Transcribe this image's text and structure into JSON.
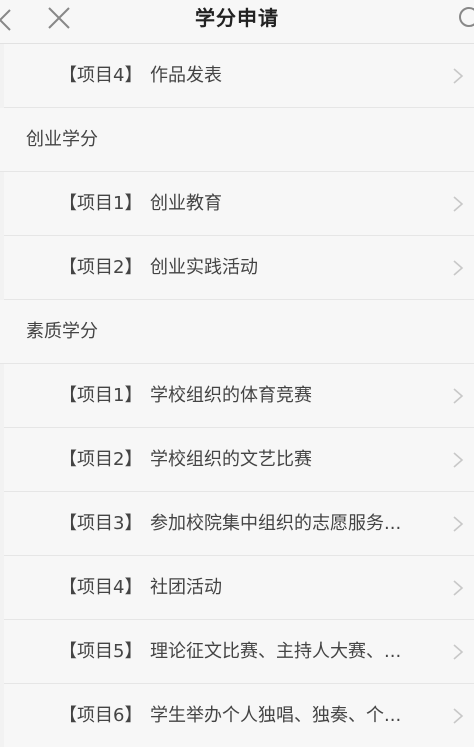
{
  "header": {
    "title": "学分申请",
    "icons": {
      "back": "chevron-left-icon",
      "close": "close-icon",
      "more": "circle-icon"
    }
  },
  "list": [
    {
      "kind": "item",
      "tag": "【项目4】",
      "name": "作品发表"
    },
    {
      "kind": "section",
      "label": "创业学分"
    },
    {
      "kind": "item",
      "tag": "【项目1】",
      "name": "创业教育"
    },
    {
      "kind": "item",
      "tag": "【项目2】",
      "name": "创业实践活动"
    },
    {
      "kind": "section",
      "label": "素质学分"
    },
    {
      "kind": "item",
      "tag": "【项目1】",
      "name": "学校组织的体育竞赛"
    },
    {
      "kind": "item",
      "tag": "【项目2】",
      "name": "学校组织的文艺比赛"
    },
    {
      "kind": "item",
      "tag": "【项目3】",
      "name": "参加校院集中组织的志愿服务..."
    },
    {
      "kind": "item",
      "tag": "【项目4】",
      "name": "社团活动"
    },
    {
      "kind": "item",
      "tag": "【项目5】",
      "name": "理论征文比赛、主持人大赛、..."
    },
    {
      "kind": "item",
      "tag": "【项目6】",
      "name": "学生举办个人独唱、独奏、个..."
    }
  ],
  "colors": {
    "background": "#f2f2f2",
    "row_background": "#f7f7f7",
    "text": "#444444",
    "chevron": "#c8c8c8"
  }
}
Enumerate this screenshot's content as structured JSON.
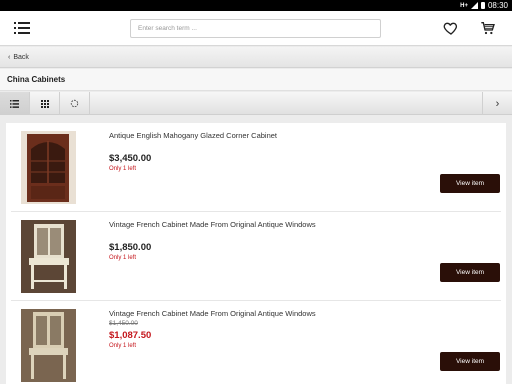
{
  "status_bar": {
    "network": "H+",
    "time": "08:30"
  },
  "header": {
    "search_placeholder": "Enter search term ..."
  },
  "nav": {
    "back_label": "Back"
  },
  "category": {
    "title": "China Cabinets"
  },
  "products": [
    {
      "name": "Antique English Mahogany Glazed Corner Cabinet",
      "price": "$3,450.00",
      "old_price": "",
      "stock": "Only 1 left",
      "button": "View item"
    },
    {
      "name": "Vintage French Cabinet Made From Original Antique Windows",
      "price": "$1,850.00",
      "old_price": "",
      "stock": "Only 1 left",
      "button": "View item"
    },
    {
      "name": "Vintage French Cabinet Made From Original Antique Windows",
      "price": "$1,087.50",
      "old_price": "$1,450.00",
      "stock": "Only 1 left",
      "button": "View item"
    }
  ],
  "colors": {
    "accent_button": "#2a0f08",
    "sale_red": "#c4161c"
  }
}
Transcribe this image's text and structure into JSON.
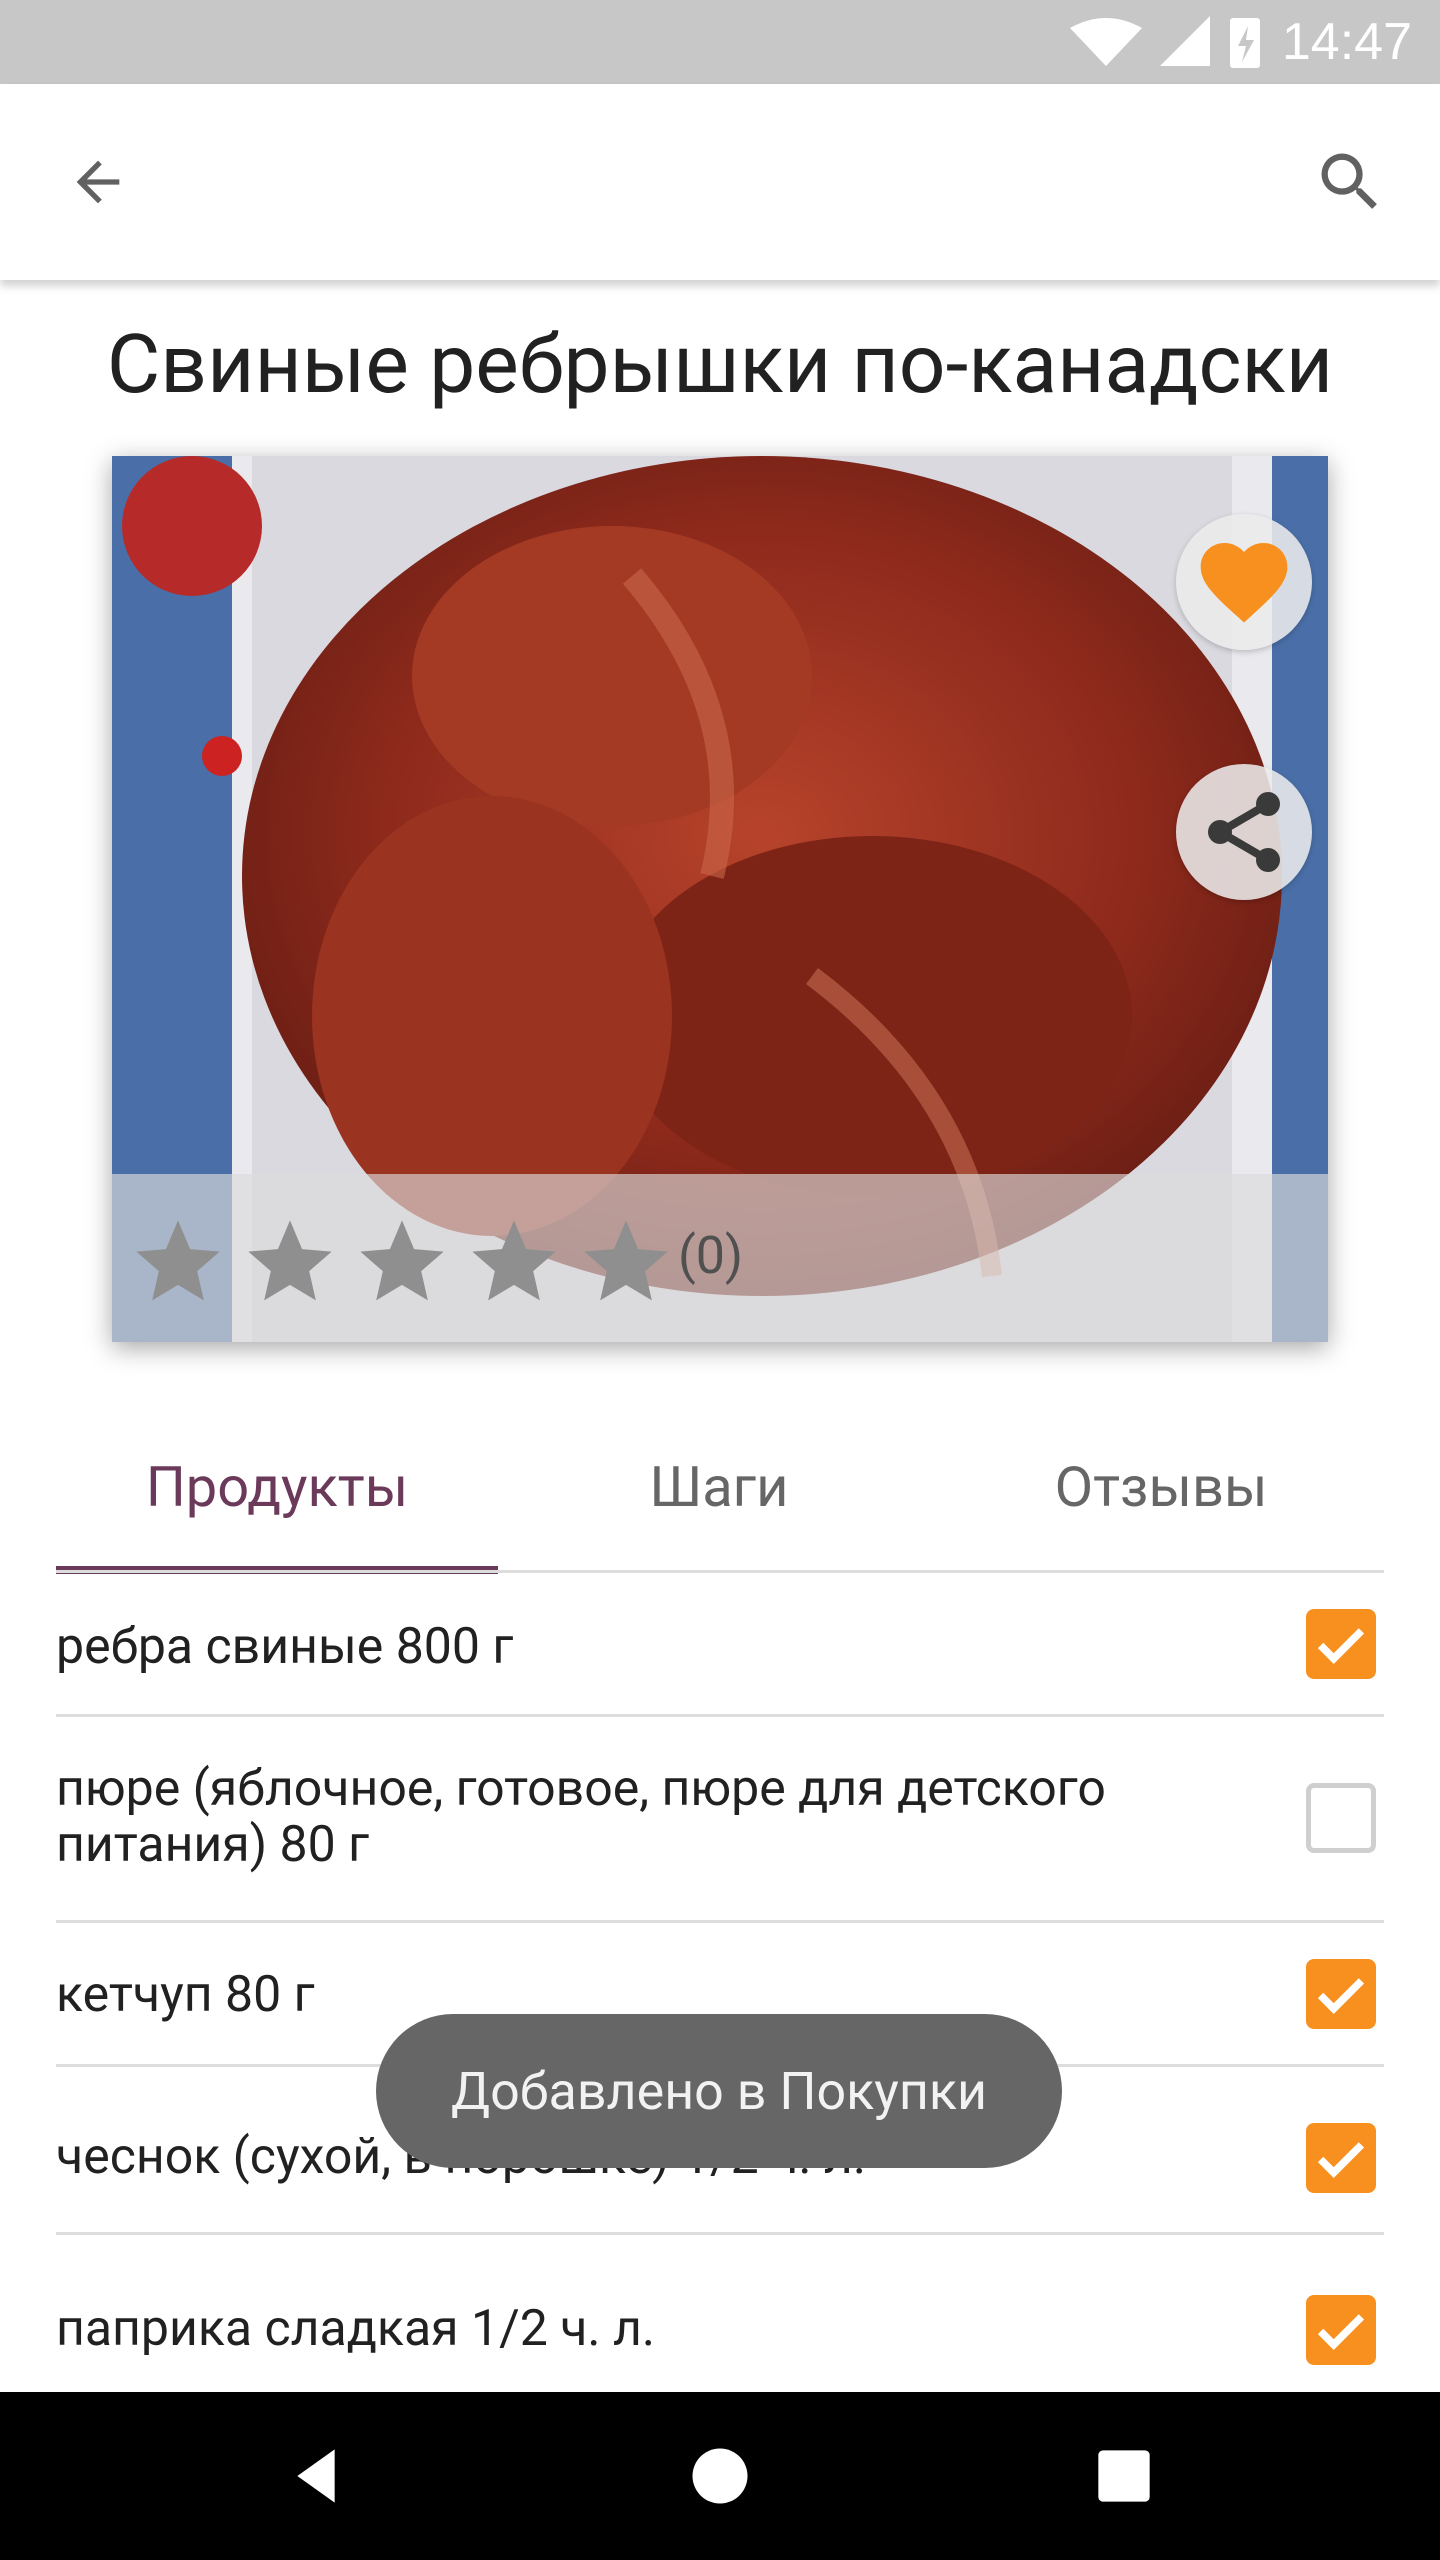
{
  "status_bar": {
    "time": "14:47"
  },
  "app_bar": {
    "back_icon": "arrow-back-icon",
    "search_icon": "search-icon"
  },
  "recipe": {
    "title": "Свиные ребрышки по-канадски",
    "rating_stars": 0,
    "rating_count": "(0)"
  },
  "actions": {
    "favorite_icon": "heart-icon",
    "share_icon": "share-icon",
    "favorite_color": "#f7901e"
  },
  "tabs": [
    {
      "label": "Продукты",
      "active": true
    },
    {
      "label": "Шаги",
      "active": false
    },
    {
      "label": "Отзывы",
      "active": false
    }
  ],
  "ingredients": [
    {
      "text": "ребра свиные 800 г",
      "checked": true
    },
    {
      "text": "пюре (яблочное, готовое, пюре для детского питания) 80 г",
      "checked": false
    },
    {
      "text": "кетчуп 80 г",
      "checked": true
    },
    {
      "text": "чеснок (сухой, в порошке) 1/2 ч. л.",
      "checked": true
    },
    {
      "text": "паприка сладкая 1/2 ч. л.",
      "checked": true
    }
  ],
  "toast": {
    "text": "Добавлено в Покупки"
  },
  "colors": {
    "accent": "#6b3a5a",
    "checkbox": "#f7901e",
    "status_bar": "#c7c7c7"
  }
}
________
▸ **Your objective**
Your task is an exact transcription of all the data, minus the pictures.

▸ **The output**
Transcribe this image's text and structure into JSON.
{
  "header": {
    "title": "学分申请",
    "icons": {
      "back": "chevron-left-icon",
      "close": "close-icon",
      "more": "circle-icon"
    }
  },
  "list": [
    {
      "kind": "item",
      "tag": "【项目4】",
      "name": "作品发表"
    },
    {
      "kind": "section",
      "label": "创业学分"
    },
    {
      "kind": "item",
      "tag": "【项目1】",
      "name": "创业教育"
    },
    {
      "kind": "item",
      "tag": "【项目2】",
      "name": "创业实践活动"
    },
    {
      "kind": "section",
      "label": "素质学分"
    },
    {
      "kind": "item",
      "tag": "【项目1】",
      "name": "学校组织的体育竞赛"
    },
    {
      "kind": "item",
      "tag": "【项目2】",
      "name": "学校组织的文艺比赛"
    },
    {
      "kind": "item",
      "tag": "【项目3】",
      "name": "参加校院集中组织的志愿服务..."
    },
    {
      "kind": "item",
      "tag": "【项目4】",
      "name": "社团活动"
    },
    {
      "kind": "item",
      "tag": "【项目5】",
      "name": "理论征文比赛、主持人大赛、..."
    },
    {
      "kind": "item",
      "tag": "【项目6】",
      "name": "学生举办个人独唱、独奏、个..."
    }
  ],
  "colors": {
    "background": "#f2f2f2",
    "row_background": "#f7f7f7",
    "text": "#444444",
    "chevron": "#c8c8c8"
  }
}
Enumerate this screenshot's content as structured JSON.
{
  "status_bar": {
    "network": "H+",
    "time": "08:30"
  },
  "header": {
    "search_placeholder": "Enter search term ..."
  },
  "nav": {
    "back_label": "Back"
  },
  "category": {
    "title": "China Cabinets"
  },
  "products": [
    {
      "name": "Antique English Mahogany Glazed Corner Cabinet",
      "price": "$3,450.00",
      "old_price": "",
      "stock": "Only 1 left",
      "button": "View item"
    },
    {
      "name": "Vintage French Cabinet Made From Original Antique Windows",
      "price": "$1,850.00",
      "old_price": "",
      "stock": "Only 1 left",
      "button": "View item"
    },
    {
      "name": "Vintage French Cabinet Made From Original Antique Windows",
      "price": "$1,087.50",
      "old_price": "$1,450.00",
      "stock": "Only 1 left",
      "button": "View item"
    }
  ],
  "colors": {
    "accent_button": "#2a0f08",
    "sale_red": "#c4161c"
  }
}
Transcribe this image's text and structure into JSON.
{
  "status_bar": {
    "time": "14:47"
  },
  "app_bar": {
    "back_icon": "arrow-back-icon",
    "search_icon": "search-icon"
  },
  "recipe": {
    "title": "Свиные ребрышки по-канадски",
    "rating_stars": 0,
    "rating_count": "(0)"
  },
  "actions": {
    "favorite_icon": "heart-icon",
    "share_icon": "share-icon",
    "favorite_color": "#f7901e"
  },
  "tabs": [
    {
      "label": "Продукты",
      "active": true
    },
    {
      "label": "Шаги",
      "active": false
    },
    {
      "label": "Отзывы",
      "active": false
    }
  ],
  "ingredients": [
    {
      "text": "ребра свиные 800 г",
      "checked": true
    },
    {
      "text": "пюре (яблочное, готовое, пюре для детского питания) 80 г",
      "checked": false
    },
    {
      "text": "кетчуп 80 г",
      "checked": true
    },
    {
      "text": "чеснок (сухой, в порошке) 1/2 ч. л.",
      "checked": true
    },
    {
      "text": "паприка сладкая 1/2 ч. л.",
      "checked": true
    }
  ],
  "toast": {
    "text": "Добавлено в Покупки"
  },
  "colors": {
    "accent": "#6b3a5a",
    "checkbox": "#f7901e",
    "status_bar": "#c7c7c7"
  }
}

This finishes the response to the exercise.